● **Instructions**:
#1 Print the portion of the ARSA deficiency text that begins at the words "Metabolic pathways in" and stops after the words "test for genes.".
#2 Carry on the ARSA deficiency text, picking up right after its last sentence.

● **Text**:
——————————

To continue the analysis of ARSA deficiency within the bi-cellular model, we considered that the biological function of a reaction is preserved when the reaction conserves the original direction (i.e., A → B). On the other hand, when the direction of a reaction is inverted (i.e., A ← B) the biological function may be affected, which might be reflected in the disease phenotype. In this sense, since most of the affected reactions (90,4 %) maintained the original direction, these results may suggest that the cells within the model (i.e., neuron and glia) may undergo metabolic changes to adjust their metabolism and retain the functionality and exchange between them. From a physiological point of view, it is usual that in neurodegenerative disorders, the disease onset is followed by a symptomatology stabilization period [4, 6, 40]. This period could be associated with a nervous system adjustment to the new myelin condition to conserve the functionality as much as possible.

3.3. Metabolic changes in glial and neuron compartments

For the glial cell compartment within the bi-cellular model, the ARSA deficiency reduced the flux of 72 reactions compared to a model with normal ARSA activity (Table 3). These were mainly grouped within the following pathways: glycolysis/gluconeogenesis, lysine degradation, fatty acid degradation, tyrosine metabolism, and metabolism of xenobiotics by cytochrome P450. On the other hand, the ARSA deficiency increased the flux of 44 reactions compared to a model with normal ARSA activity (Table 4). These reactions were associated with several pathways, such as pyrimidines, purines, lysine, carbon, β-alanine, and pyruvate metabolism (Table 4) [41, 42, 43, 44, 45, 46, 47].

Table 3.

Metabolic pathways in glia cell compartment with reactions that had lower flux values in the ARSA deficient bi-cellular model compared to the model with normal ARSA activity. The adjusted p-value corresponds to Fisher's exact test for genes.

——————————

● **Items listed in a dataset**:
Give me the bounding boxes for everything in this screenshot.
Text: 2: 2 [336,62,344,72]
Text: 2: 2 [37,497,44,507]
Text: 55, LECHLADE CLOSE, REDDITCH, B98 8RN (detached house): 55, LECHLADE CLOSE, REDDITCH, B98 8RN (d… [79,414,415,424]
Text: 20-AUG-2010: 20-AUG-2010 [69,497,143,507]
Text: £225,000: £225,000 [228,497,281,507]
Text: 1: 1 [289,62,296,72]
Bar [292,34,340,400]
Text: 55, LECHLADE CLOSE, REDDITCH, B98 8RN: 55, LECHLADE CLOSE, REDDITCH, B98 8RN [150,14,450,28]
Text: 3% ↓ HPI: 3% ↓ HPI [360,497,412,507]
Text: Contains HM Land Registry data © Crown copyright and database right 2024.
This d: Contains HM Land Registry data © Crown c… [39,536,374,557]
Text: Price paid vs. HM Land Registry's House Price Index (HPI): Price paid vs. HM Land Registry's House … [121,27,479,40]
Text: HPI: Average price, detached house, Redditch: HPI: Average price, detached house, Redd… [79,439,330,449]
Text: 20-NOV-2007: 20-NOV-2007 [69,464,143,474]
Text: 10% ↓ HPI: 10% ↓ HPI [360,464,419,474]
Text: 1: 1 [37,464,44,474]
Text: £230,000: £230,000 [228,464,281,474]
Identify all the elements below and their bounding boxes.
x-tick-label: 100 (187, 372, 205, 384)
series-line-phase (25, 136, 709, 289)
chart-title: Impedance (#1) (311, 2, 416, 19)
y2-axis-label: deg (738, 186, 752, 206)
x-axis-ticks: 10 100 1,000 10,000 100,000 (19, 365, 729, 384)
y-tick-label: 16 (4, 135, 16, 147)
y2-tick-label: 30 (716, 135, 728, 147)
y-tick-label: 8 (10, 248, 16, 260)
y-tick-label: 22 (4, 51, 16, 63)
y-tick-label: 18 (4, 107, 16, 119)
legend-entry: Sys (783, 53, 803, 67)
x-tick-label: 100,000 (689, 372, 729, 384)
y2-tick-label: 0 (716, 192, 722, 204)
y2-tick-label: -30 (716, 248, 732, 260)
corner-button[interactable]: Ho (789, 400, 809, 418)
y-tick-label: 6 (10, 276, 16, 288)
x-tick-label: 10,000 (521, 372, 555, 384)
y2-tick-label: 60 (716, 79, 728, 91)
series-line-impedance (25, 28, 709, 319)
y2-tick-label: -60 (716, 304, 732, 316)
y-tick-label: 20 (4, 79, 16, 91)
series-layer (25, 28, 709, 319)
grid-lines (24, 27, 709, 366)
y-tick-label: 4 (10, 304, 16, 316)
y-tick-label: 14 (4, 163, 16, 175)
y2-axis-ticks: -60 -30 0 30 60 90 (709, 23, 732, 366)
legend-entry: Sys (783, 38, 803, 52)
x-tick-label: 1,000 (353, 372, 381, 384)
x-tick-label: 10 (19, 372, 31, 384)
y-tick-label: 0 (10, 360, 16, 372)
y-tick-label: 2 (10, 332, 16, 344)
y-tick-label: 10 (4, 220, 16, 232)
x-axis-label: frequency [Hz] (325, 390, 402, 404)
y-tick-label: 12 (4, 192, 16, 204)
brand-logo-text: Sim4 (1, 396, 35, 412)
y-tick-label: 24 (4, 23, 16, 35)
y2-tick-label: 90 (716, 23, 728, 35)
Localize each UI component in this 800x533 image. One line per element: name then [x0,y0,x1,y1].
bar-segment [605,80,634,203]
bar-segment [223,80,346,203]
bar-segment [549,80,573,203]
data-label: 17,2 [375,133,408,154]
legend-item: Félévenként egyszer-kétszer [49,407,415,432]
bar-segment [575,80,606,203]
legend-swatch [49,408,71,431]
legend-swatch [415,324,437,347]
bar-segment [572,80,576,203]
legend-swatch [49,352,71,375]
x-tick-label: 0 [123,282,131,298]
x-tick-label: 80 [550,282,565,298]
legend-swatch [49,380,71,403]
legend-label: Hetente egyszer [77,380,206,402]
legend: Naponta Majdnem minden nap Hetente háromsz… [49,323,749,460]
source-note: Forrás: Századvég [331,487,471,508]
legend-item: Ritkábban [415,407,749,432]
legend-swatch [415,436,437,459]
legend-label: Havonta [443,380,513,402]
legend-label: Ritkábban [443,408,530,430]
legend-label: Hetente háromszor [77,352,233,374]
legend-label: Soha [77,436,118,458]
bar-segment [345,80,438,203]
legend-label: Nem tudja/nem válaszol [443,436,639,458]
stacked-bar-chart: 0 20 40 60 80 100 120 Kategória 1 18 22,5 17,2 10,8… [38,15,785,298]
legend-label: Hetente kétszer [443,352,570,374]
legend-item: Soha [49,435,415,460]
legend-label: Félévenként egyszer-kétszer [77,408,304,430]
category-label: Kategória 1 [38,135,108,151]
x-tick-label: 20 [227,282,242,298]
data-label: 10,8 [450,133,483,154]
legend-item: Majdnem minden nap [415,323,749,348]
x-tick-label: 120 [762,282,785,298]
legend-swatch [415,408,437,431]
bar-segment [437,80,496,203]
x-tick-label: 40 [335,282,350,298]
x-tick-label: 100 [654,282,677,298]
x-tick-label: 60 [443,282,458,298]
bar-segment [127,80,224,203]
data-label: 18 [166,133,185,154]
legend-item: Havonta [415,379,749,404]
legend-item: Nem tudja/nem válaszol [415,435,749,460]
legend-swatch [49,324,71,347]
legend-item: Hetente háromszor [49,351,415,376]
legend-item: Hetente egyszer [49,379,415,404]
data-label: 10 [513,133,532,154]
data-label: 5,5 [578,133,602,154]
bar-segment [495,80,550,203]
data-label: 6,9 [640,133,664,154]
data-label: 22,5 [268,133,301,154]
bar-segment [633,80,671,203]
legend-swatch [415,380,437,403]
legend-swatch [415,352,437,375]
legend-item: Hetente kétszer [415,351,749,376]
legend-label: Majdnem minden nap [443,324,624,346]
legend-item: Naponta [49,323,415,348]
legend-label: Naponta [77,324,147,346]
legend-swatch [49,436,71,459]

——————————

● **Answers provided**:
#1
Metabolic pathways in glia cell compartment with reactions that had lower flux values in the ARSA deficient bi-cellular model compared to the model with normal ARSA activity. The adjusted p-value corresponds to Fisher's exact test for genes.

#2
Metabolic Pathway Count % Adjusted p-value
Glycolysis/Gluconeogenesis 20 29,4 6,4E-23
Lysine degradation 16 23,5 3,2E-18
Fatty acid degradation 13 19,1 1,1E-14
Tyrosine metabolism 11 16,2 2,3E-12
Metabolism of xenobiotics by cytochrome P450 12 17,6 2,7E-10

Table 4.

Metabolic pathways in neuron cell compartment with reactions that had higher flux values in ARSA deficient bi-cellular model compared to the model with normal ARSA activity. The adjusted p-value corresponds to Fisher's exact test for genes.

Metabolic Pathway Count % Adjusted p-value
Pyrimidine metabolism 10 30,3 5,5E-9
Purine metabolism 10 30,3 3,8E-7
Lysine degradation 7 21,2 5,7E-7
Carbon metabolism 7 21,2 4,8E-5
beta-Alanine metabolism 5 15,2 4,5E-5
Pyruvate metabolism 5 15,2 1,1E-4

The most affected in the ARSA deficient bi-cellular model were glycolysis/gluconeogenesis, the metabolism of purine, pyrimidine, pyruvate, citric acid and beta-alanine, fatty acids degradation, and the metabolism of some amino acids (Leu, Val, Iso, Gly, Ser, Thr, Lys, and Tyr).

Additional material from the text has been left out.